** start of Excerpted data **

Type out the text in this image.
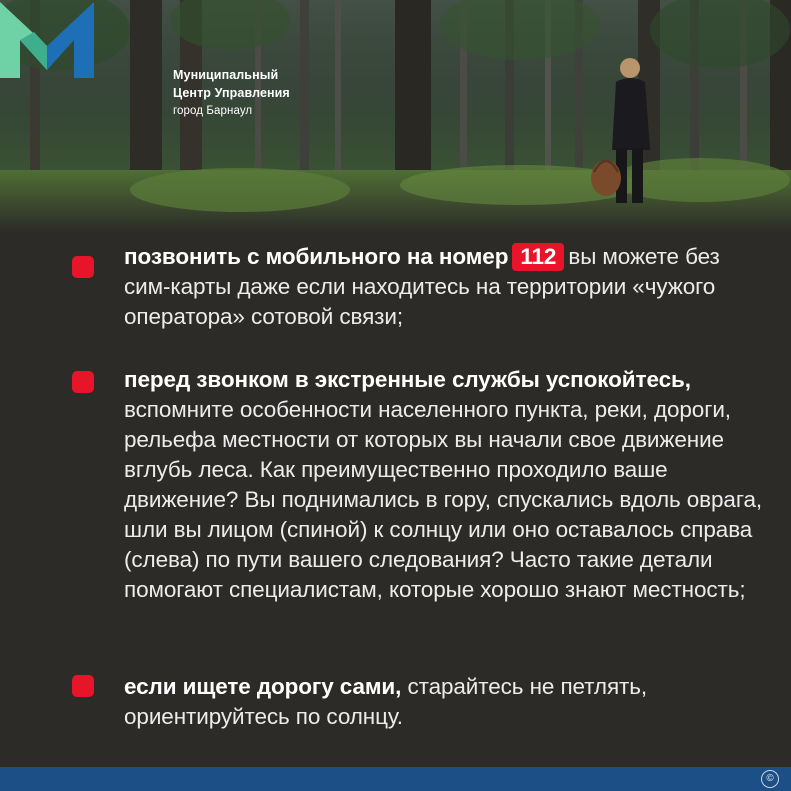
Муниципальный
Центр Управления
город Барнаул
позвонить с мобильного на номер 112 вы можете без сим-карты даже если находитесь на территории «чужого оператора» сотовой связи;
перед звонком в экстренные службы успокойтесь, вспомните особенности населенного пункта, реки, дороги, рельефа местности от которых вы начали свое движение вглубь леса. Как преимущественно проходило ваше движение? Вы поднимались в гору, спускались вдоль оврага, шли вы лицом (спиной) к солнцу или оно оставалось справа (слева) по пути вашего следования? Часто такие детали помогают специалистам, которые хорошо знают местность;
если ищете дорогу сами, старайтесь не петлять, ориентируйтесь по солнцу.
©
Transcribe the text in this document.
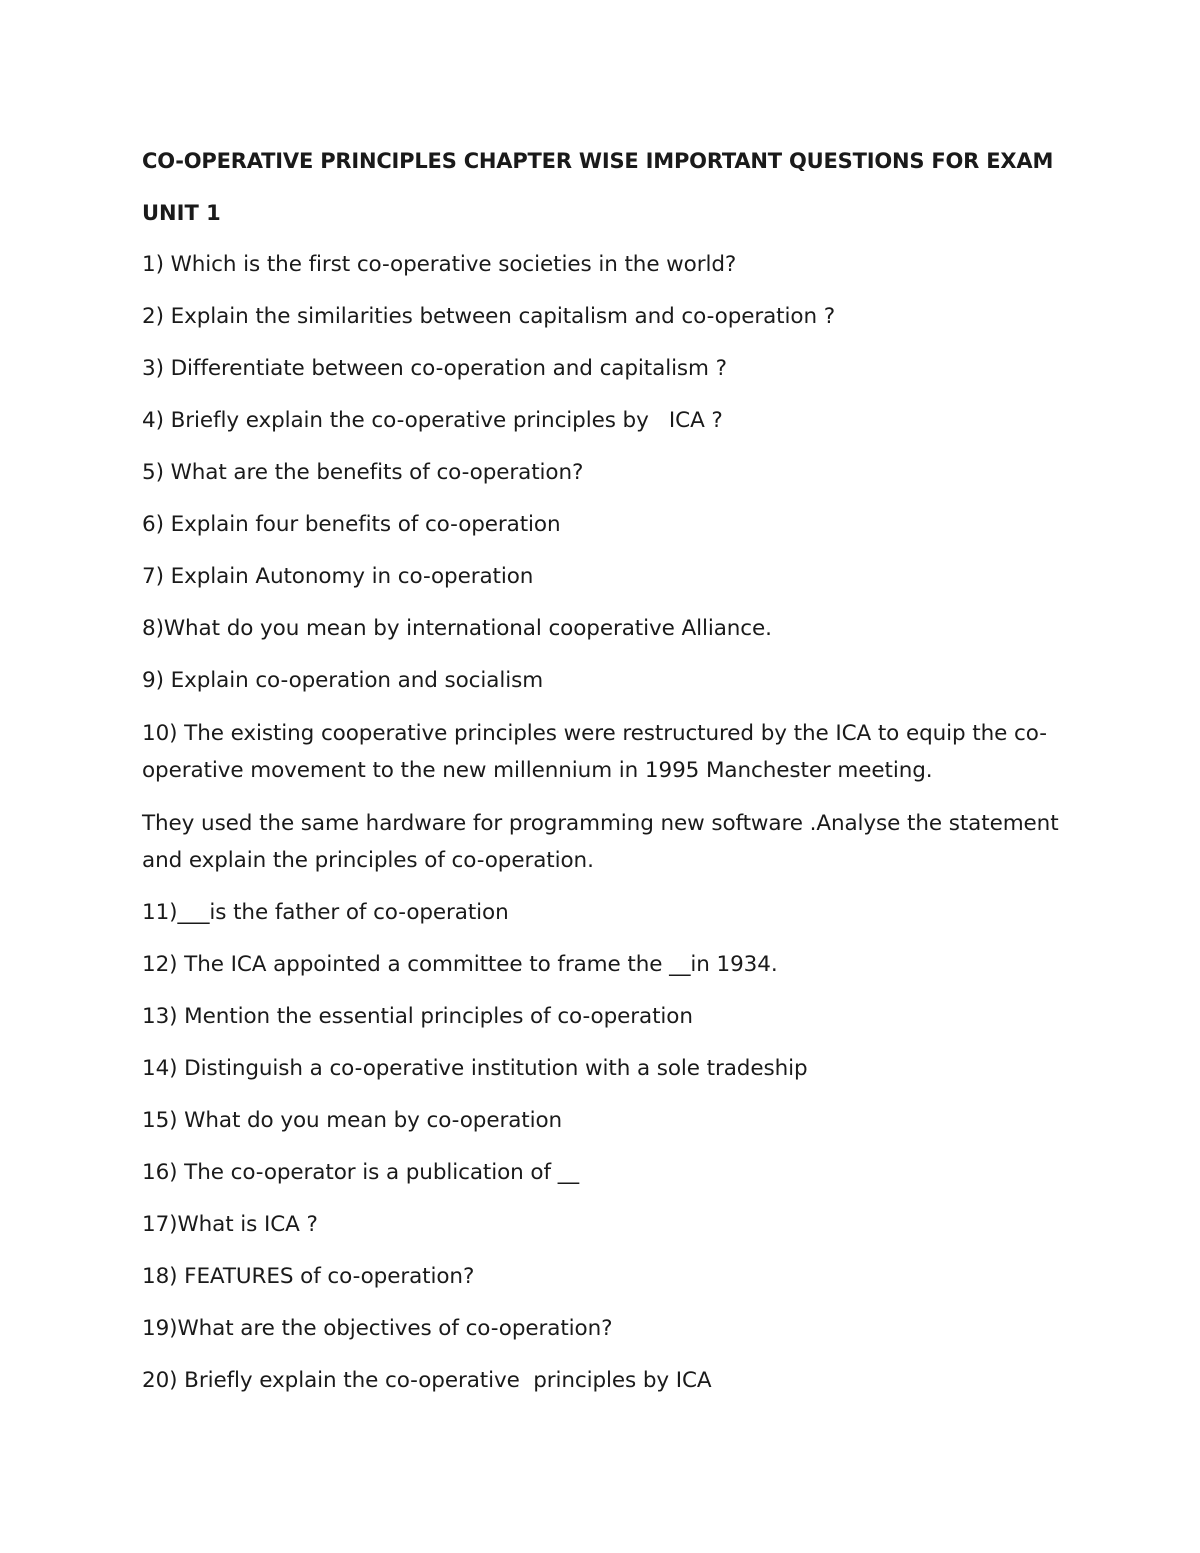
CO-OPERATIVE PRINCIPLES CHAPTER WISE IMPORTANT QUESTIONS FOR EXAM

UNIT 1

1) Which is the first co-operative societies in the world?

2) Explain the similarities between capitalism and co-operation ?

3) Differentiate between co-operation and capitalism ?

4) Briefly explain the co-operative principles by   ICA ?

5) What are the benefits of co-operation?

6) Explain four benefits of co-operation

7) Explain Autonomy in co-operation

8)What do you mean by international cooperative Alliance.

9) Explain co-operation and socialism

10) The existing cooperative principles were restructured by the ICA to equip the co-operative movement to the new millennium in 1995 Manchester meeting.

They used the same hardware for programming new software .Analyse the statement and explain the principles of co-operation.

11)___is the father of co-operation

12) The ICA appointed a committee to frame the __in 1934.

13) Mention the essential principles of co-operation

14) Distinguish a co-operative institution with a sole tradeship

15) What do you mean by co-operation

16) The co-operator is a publication of __

17)What is ICA ?

18) FEATURES of co-operation?

19)What are the objectives of co-operation?

20) Briefly explain the co-operative  principles by ICA
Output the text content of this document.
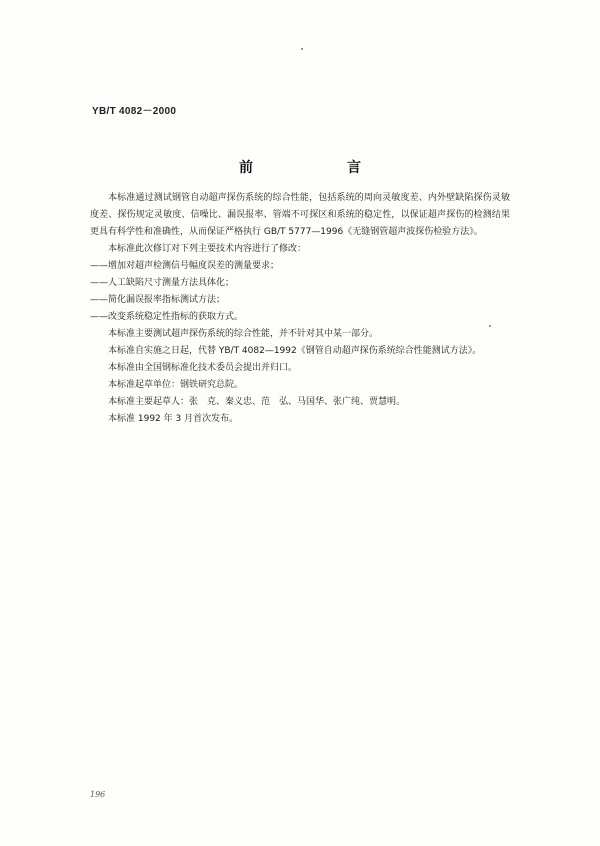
YB/T 4082－2000
前　言

本标准通过测试钢管自动超声探伤系统的综合性能，包括系统的周向灵敏度差、内外壁缺陷探伤灵敏度差、探伤规定灵敏度、信噪比、漏误报率、管端不可探区和系统的稳定性，以保证超声探伤的检测结果更具有科学性和准确性，从而保证严格执行 GB/T 5777—1996《无缝钢管超声波探伤检验方法》。

本标准此次修订对下列主要技术内容进行了修改：

——增加对超声检测信号幅度误差的测量要求；

——人工缺陷尺寸测量方法具体化；

——简化漏误报率指标测试方法；

——改变系统稳定性指标的获取方式。

本标准主要测试超声探伤系统的综合性能，并不针对其中某一部分。

本标准自实施之日起，代替 YB/T 4082—1992《钢管自动超声探伤系统综合性能测试方法》。

本标准由全国钢标准化技术委员会提出并归口。

本标准起草单位：钢铁研究总院。

本标准主要起草人：张　克、秦义忠、范　弘、马国华、张广纯、贾慧明。

本标准 1992 年 3 月首次发布。

196
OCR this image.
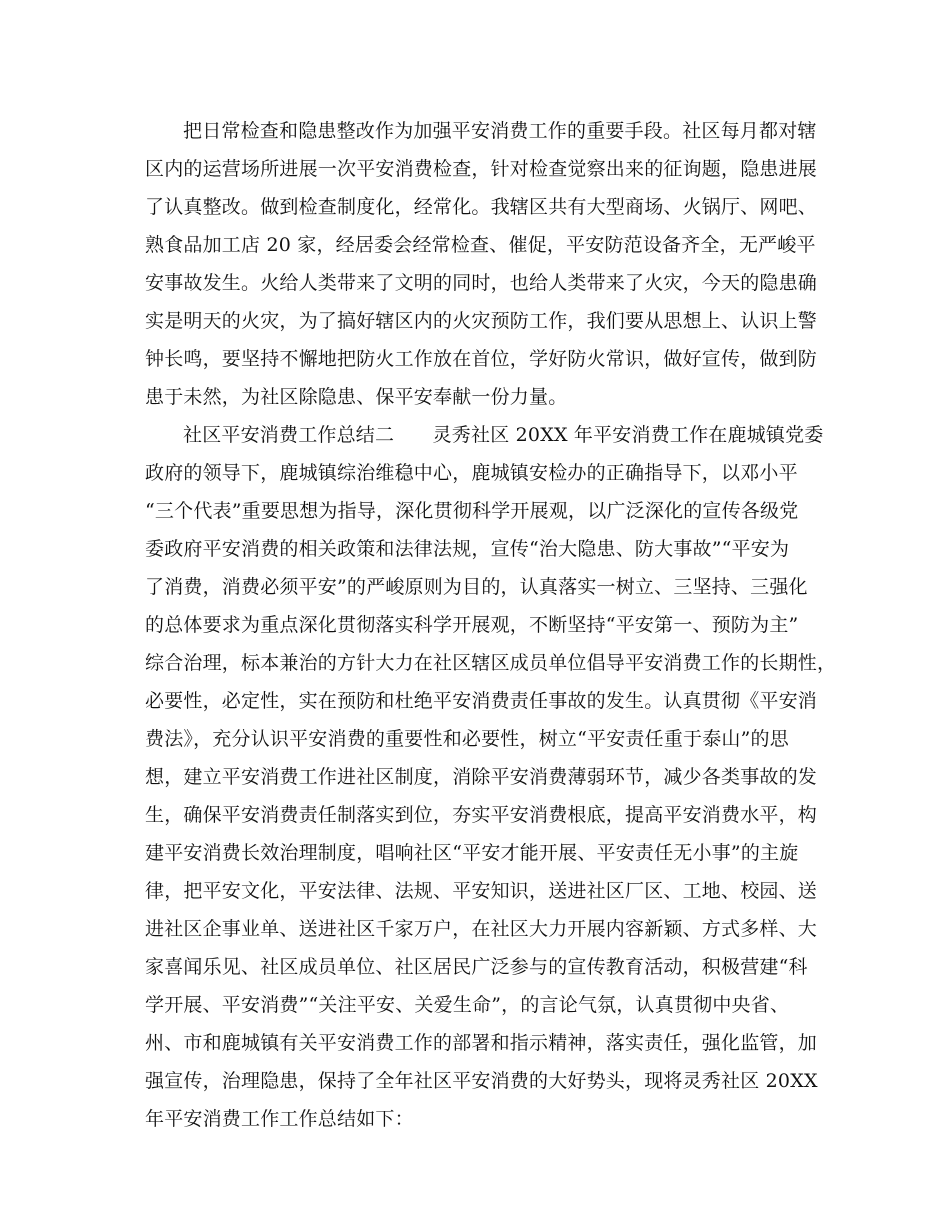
把日常检查和隐患整改作为加强平安消费工作的重要手段。社区每月都对辖
区内的运营场所进展一次平安消费检查，针对检查觉察出来的征询题，隐患进展
了认真整改。做到检查制度化，经常化。我辖区共有大型商场、火锅厅、网吧、
熟食品加工店 20 家，经居委会经常检查、催促，平安防范设备齐全，无严峻平
安事故发生。火给人类带来了文明的同时，也给人类带来了火灾，今天的隐患确
实是明天的火灾，为了搞好辖区内的火灾预防工作，我们要从思想上、认识上警
钟长鸣，要坚持不懈地把防火工作放在首位，学好防火常识，做好宣传，做到防
患于未然，为社区除隐患、保平安奉献一份力量。
社区平安消费工作总结二　　灵秀社区 20XX 年平安消费工作在鹿城镇党委
政府的领导下，鹿城镇综治维稳中心，鹿城镇安检办的正确指导下，以邓小平
“三个代表”重要思想为指导，深化贯彻科学开展观，以广泛深化的宣传各级党
委政府平安消费的相关政策和法律法规，宣传“治大隐患、防大事故”“平安为
了消费，消费必须平安”的严峻原则为目的，认真落实一树立、三坚持、三强化
的总体要求为重点深化贯彻落实科学开展观，不断坚持“平安第一、预防为主”
综合治理，标本兼治的方针大力在社区辖区成员单位倡导平安消费工作的长期性，
必要性，必定性，实在预防和杜绝平安消费责任事故的发生。认真贯彻《平安消
费法》，充分认识平安消费的重要性和必要性，树立“平安责任重于泰山”的思
想，建立平安消费工作进社区制度，消除平安消费薄弱环节，减少各类事故的发
生，确保平安消费责任制落实到位，夯实平安消费根底，提高平安消费水平，构
建平安消费长效治理制度，唱响社区“平安才能开展、平安责任无小事”的主旋
律，把平安文化，平安法律、法规、平安知识，送进社区厂区、工地、校园、送
进社区企事业单、送进社区千家万户，在社区大力开展内容新颖、方式多样、大
家喜闻乐见、社区成员单位、社区居民广泛参与的宣传教育活动，积极营建“科
学开展、平安消费”“关注平安、关爱生命”，的言论气氛，认真贯彻中央省、
州、市和鹿城镇有关平安消费工作的部署和指示精神，落实责任，强化监管，加
强宣传，治理隐患，保持了全年社区平安消费的大好势头，现将灵秀社区 20XX
年平安消费工作工作总结如下：
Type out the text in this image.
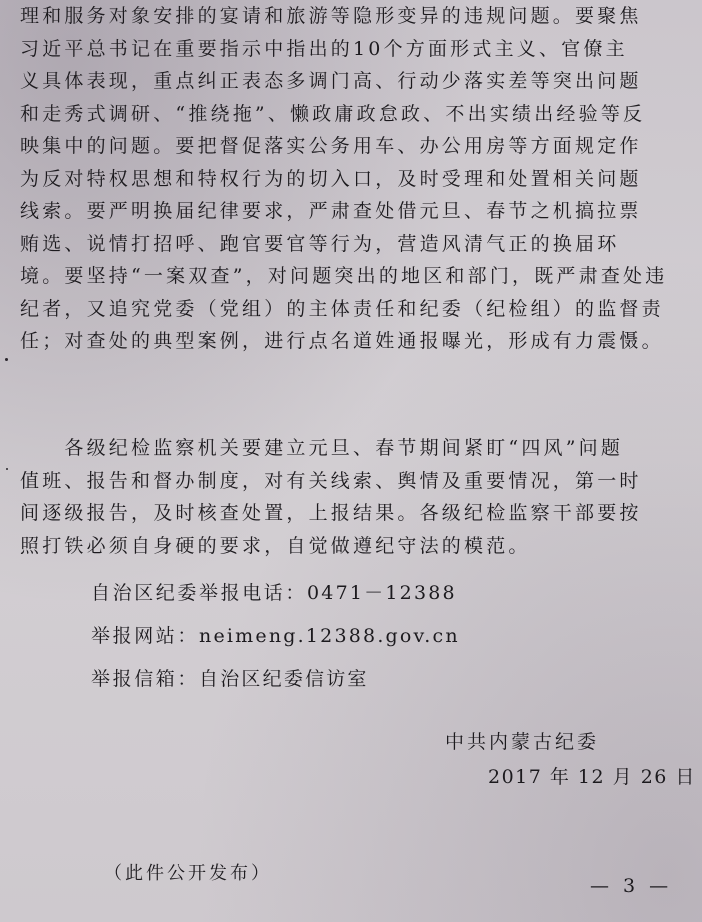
理和服务对象安排的宴请和旅游等隐形变异的违规问题。要聚焦
习近平总书记在重要指示中指出的10个方面形式主义、官僚主
义具体表现，重点纠正表态多调门高、行动少落实差等突出问题
和走秀式调研、“推绕拖”、懒政庸政怠政、不出实绩出经验等反
映集中的问题。要把督促落实公务用车、办公用房等方面规定作
为反对特权思想和特权行为的切入口，及时受理和处置相关问题
线索。要严明换届纪律要求，严肃查处借元旦、春节之机搞拉票
贿选、说情打招呼、跑官要官等行为，营造风清气正的换届环
境。要坚持“一案双查”，对问题突出的地区和部门，既严肃查处违
纪者，又追究党委（党组）的主体责任和纪委（纪检组）的监督责
任；对查处的典型案例，进行点名道姓通报曝光，形成有力震慑。
　　各级纪检监察机关要建立元旦、春节期间紧盯“四风”问题
值班、报告和督办制度，对有关线索、舆情及重要情况，第一时
间逐级报告，及时核查处置，上报结果。各级纪检监察干部要按
照打铁必须自身硬的要求，自觉做遵纪守法的模范。
自治区纪委举报电话：0471－12388
举报网站：neimeng.12388.gov.cn
举报信箱：自治区纪委信访室
中共内蒙古纪委
2017 年 12 月 26 日
（此件公开发布）
— 3 —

** end of Excerpted data **

• _Task goal_:
How many lines in the listing contain "mean"? Answer with the number alone.

• _Result_:
2